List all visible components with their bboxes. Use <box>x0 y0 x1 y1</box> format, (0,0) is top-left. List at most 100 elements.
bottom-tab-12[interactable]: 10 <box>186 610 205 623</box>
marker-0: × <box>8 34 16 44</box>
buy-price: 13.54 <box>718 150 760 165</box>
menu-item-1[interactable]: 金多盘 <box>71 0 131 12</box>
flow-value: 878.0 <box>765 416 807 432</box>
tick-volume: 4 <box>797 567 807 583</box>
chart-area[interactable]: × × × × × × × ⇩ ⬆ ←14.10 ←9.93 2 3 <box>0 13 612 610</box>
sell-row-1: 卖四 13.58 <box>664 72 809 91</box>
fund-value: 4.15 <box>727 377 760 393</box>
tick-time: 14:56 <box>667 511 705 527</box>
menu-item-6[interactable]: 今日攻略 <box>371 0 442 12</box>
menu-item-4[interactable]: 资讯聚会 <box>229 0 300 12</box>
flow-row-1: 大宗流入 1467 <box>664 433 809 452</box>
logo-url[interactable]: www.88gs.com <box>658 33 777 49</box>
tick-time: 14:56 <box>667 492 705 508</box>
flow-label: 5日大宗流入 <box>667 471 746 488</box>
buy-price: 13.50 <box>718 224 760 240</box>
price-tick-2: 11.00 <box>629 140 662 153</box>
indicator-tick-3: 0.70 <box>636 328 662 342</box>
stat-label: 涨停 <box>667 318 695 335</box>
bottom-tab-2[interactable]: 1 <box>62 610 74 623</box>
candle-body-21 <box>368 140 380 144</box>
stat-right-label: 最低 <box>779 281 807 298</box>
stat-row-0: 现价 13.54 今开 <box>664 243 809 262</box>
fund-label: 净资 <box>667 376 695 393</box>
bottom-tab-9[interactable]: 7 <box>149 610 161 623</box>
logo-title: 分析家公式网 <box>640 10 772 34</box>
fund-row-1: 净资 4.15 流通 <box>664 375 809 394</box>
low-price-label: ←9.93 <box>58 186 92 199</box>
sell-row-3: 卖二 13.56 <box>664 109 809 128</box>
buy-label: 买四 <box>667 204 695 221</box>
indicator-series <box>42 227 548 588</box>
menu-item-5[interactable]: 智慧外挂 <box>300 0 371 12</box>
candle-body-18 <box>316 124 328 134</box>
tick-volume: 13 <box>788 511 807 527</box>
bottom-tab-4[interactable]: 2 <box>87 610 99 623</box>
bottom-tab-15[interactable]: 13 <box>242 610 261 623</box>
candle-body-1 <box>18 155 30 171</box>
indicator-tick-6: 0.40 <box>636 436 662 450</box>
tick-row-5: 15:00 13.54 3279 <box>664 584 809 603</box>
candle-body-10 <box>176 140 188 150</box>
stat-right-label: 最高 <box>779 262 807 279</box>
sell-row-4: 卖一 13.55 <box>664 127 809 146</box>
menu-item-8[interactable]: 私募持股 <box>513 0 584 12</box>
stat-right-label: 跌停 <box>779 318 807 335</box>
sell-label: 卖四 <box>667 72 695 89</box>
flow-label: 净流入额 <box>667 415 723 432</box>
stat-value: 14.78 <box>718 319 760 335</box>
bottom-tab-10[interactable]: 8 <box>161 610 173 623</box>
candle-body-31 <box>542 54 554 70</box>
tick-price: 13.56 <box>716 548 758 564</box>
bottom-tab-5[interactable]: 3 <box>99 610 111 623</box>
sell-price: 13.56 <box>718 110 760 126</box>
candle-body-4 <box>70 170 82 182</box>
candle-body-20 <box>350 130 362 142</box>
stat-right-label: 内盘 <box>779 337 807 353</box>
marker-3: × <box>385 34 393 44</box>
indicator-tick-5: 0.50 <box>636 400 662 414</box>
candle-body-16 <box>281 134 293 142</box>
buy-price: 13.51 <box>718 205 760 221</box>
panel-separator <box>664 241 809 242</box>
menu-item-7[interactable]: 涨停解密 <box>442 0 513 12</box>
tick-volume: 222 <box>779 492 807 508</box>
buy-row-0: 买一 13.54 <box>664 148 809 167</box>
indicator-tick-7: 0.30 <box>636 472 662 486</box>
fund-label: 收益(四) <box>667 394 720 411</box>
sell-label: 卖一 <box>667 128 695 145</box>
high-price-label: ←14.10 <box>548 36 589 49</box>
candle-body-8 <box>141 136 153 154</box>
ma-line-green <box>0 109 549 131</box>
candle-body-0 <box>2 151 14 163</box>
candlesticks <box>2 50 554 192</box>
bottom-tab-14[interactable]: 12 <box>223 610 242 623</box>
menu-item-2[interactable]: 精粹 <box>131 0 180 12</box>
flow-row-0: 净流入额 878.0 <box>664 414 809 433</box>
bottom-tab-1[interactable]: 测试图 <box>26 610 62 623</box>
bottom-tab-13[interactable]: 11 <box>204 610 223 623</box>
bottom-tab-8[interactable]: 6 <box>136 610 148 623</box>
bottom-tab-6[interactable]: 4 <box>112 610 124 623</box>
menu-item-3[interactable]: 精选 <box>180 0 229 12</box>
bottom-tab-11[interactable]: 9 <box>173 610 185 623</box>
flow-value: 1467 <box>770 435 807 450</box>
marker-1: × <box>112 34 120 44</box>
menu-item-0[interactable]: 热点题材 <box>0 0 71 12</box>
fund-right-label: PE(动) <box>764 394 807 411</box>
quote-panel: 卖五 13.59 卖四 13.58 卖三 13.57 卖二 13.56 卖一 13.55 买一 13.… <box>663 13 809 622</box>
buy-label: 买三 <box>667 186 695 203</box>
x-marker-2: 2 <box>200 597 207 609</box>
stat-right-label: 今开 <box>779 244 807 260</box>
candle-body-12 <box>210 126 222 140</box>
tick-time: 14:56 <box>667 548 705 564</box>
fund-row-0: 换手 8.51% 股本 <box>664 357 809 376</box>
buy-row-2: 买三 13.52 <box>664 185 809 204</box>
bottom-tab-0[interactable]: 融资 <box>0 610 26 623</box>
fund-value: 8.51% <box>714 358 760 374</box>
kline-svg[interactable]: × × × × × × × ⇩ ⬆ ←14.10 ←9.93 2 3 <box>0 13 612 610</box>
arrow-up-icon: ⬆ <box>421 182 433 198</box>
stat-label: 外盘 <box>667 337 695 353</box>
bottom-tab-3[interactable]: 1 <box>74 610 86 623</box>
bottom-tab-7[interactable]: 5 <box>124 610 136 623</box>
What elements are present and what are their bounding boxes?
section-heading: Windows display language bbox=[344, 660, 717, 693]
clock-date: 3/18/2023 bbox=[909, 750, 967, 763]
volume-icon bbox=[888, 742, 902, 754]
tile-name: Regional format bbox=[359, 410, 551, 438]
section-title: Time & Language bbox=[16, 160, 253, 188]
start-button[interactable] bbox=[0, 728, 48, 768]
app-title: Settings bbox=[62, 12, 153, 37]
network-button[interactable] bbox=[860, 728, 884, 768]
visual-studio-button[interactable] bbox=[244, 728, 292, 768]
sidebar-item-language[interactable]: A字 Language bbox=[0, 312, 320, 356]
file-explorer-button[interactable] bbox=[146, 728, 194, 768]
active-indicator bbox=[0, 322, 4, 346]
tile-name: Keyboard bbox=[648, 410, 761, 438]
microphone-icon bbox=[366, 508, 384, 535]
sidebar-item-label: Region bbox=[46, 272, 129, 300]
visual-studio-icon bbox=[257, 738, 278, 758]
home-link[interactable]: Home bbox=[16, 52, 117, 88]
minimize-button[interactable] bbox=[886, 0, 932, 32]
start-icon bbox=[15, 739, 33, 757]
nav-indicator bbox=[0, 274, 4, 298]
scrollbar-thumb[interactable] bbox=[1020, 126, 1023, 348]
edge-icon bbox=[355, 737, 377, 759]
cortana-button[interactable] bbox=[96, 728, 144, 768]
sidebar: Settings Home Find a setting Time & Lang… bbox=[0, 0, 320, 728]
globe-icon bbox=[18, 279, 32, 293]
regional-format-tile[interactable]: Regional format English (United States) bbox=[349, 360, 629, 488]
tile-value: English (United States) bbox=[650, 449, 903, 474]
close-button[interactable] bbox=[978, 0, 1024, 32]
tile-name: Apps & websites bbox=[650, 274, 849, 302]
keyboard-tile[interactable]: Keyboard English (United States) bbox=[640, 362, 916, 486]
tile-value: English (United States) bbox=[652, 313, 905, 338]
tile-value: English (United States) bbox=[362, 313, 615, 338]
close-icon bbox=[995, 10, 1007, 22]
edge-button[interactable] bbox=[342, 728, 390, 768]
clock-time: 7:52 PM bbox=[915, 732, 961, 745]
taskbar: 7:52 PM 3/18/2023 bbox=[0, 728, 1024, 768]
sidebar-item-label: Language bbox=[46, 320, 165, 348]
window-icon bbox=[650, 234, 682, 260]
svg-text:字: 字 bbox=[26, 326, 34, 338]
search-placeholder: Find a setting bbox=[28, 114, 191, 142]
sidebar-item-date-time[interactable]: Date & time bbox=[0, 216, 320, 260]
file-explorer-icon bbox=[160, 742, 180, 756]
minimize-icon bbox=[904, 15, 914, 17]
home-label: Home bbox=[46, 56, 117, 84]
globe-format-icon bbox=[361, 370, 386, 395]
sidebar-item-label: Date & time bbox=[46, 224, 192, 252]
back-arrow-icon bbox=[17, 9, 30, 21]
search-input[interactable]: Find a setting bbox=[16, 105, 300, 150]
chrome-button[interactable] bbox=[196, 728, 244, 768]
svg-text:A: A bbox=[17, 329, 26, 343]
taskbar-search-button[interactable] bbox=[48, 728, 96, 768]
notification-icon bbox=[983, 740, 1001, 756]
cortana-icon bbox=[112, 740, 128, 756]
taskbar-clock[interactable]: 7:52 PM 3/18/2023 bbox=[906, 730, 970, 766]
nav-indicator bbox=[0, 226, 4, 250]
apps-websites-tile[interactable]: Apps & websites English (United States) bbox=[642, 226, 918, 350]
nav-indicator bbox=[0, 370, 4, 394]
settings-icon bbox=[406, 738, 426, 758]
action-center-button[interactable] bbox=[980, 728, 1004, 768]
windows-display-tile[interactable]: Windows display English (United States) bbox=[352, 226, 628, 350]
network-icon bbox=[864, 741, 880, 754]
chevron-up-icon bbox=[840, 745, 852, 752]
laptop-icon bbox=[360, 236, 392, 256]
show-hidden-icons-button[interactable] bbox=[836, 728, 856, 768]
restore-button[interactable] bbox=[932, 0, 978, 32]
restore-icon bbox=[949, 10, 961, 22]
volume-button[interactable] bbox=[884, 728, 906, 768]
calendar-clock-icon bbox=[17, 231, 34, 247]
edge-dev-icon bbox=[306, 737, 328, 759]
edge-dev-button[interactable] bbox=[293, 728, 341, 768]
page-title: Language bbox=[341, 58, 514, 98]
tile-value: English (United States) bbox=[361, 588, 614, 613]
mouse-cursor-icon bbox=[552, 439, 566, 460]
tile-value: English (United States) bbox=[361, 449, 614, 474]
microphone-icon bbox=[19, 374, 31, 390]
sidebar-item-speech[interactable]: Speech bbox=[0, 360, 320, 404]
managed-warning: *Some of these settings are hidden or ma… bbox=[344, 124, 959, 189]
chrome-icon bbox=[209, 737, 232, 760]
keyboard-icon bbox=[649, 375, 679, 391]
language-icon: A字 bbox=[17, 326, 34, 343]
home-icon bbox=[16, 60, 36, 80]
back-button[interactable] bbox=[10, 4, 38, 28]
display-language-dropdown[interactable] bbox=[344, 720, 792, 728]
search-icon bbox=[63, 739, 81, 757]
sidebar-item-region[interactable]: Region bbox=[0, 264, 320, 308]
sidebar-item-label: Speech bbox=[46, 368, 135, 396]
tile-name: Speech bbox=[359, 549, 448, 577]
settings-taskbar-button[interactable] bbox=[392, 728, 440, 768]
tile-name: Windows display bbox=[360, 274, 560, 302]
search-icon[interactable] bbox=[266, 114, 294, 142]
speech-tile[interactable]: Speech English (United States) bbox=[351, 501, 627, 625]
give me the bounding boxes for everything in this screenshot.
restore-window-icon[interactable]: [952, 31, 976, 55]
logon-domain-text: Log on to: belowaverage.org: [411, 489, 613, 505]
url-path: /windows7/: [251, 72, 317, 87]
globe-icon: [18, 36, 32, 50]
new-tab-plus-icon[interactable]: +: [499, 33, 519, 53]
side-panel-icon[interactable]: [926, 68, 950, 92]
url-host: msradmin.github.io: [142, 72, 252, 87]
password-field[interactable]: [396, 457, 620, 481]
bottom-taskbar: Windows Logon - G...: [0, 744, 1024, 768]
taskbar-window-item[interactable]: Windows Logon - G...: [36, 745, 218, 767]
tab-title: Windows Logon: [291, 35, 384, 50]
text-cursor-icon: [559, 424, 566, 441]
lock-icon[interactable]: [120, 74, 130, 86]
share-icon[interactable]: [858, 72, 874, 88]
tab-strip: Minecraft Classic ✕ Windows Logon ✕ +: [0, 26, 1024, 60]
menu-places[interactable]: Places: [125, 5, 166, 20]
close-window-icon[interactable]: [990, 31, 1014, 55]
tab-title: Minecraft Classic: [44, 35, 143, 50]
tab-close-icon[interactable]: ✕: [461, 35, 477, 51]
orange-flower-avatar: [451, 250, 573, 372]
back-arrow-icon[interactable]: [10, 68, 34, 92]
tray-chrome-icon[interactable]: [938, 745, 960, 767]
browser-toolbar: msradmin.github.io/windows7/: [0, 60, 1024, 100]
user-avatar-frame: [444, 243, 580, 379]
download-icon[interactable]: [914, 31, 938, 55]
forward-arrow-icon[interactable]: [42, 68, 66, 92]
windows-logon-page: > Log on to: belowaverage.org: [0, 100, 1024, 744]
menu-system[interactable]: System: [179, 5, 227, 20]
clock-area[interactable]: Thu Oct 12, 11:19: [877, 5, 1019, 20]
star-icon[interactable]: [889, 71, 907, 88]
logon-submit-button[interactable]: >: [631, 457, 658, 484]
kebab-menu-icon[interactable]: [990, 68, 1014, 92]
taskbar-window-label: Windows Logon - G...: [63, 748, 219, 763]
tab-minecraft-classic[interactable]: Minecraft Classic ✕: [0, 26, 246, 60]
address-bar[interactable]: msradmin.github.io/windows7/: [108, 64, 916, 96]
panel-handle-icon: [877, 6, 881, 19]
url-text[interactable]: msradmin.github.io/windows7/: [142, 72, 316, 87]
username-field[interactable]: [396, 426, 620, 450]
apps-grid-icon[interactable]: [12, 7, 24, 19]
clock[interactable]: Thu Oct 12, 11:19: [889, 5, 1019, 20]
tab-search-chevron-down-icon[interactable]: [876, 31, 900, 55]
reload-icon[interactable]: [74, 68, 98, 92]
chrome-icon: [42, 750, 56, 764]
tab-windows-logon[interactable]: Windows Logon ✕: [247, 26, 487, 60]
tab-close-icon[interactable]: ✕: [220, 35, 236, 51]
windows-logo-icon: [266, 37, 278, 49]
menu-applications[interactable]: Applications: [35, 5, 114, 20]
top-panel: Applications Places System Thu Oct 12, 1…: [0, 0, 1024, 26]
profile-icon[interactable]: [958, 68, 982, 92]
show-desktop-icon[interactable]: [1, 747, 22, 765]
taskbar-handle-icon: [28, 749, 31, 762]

» À faire
Recopiez à l'identique tout ce qui va du début des entrées jusqu'à la ligne contenant « bottom-tab-4[interactable]: 2 <box>87 », celle-ci comprise.

» Résultat de l'exercice
List all visible components with their bboxes. Use <box>x0 y0 x1 y1</box> format, (0,0) is top-left. List at most 100 elements.
bottom-tab-12[interactable]: 10 <box>186 610 205 623</box>
marker-0: × <box>8 34 16 44</box>
buy-price: 13.54 <box>718 150 760 165</box>
menu-item-1[interactable]: 金多盘 <box>71 0 131 12</box>
flow-value: 878.0 <box>765 416 807 432</box>
tick-volume: 4 <box>797 567 807 583</box>
chart-area[interactable]: × × × × × × × ⇩ ⬆ ←14.10 ←9.93 2 3 <box>0 13 612 610</box>
sell-row-1: 卖四 13.58 <box>664 72 809 91</box>
fund-value: 4.15 <box>727 377 760 393</box>
tick-time: 14:56 <box>667 511 705 527</box>
menu-item-6[interactable]: 今日攻略 <box>371 0 442 12</box>
menu-item-4[interactable]: 资讯聚会 <box>229 0 300 12</box>
flow-row-1: 大宗流入 1467 <box>664 433 809 452</box>
logo-url[interactable]: www.88gs.com <box>658 33 777 49</box>
tick-time: 14:56 <box>667 492 705 508</box>
flow-label: 5日大宗流入 <box>667 471 746 488</box>
buy-price: 13.50 <box>718 224 760 240</box>
price-tick-2: 11.00 <box>629 140 662 153</box>
indicator-tick-3: 0.70 <box>636 328 662 342</box>
stat-label: 涨停 <box>667 318 695 335</box>
bottom-tab-2[interactable]: 1 <box>62 610 74 623</box>
candle-body-21 <box>368 140 380 144</box>
stat-right-label: 最低 <box>779 281 807 298</box>
stat-row-0: 现价 13.54 今开 <box>664 243 809 262</box>
fund-label: 净资 <box>667 376 695 393</box>
bottom-tab-9[interactable]: 7 <box>149 610 161 623</box>
logo-title: 分析家公式网 <box>640 10 772 34</box>
fund-row-1: 净资 4.15 流通 <box>664 375 809 394</box>
low-price-label: ←9.93 <box>58 186 92 199</box>
sell-row-3: 卖二 13.56 <box>664 109 809 128</box>
buy-label: 买四 <box>667 204 695 221</box>
indicator-series <box>42 227 548 588</box>
menu-item-5[interactable]: 智慧外挂 <box>300 0 371 12</box>
candle-body-18 <box>316 124 328 134</box>
tick-volume: 13 <box>788 511 807 527</box>
bottom-tab-4[interactable]: 2 <box>87 610 99 623</box>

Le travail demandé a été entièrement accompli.